| Aim of the exercise |
Find the word "Business" in the listing; pull out each line holding it.

| Exercise material |
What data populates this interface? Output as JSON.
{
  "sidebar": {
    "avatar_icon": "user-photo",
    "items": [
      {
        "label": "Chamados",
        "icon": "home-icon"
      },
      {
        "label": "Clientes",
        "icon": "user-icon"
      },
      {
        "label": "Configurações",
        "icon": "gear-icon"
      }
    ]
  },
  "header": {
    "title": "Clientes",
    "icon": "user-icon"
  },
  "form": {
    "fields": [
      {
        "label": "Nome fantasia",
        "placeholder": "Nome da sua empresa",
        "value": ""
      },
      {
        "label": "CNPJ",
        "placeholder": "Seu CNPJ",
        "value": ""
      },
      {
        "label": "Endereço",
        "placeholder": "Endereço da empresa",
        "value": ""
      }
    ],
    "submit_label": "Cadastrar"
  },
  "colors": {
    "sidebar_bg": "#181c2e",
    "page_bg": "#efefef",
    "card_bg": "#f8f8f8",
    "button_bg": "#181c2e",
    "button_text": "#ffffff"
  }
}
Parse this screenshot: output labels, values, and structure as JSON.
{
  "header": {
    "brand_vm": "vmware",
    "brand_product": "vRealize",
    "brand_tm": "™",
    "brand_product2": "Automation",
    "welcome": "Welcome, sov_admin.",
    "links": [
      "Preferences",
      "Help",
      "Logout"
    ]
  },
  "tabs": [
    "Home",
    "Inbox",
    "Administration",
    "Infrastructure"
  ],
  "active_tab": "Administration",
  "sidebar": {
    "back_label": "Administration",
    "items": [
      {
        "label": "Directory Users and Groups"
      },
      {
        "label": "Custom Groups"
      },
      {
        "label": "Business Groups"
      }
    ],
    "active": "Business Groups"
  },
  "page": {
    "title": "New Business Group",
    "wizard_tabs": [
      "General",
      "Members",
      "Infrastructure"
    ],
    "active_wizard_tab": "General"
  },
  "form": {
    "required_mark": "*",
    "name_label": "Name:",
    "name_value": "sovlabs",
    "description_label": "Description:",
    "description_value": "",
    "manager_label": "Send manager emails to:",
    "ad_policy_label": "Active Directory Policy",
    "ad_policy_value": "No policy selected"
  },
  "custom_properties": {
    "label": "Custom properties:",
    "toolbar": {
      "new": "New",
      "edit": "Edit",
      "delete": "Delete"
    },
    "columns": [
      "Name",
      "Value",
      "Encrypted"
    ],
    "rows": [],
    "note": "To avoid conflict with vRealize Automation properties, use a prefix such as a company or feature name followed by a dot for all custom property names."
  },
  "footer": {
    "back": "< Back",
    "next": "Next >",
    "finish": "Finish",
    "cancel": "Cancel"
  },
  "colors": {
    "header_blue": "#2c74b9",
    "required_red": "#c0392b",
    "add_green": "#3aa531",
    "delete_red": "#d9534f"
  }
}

| Written response |
        "label": "Business Groups"
    "active": "Business Groups"
    "title": "New Business Group",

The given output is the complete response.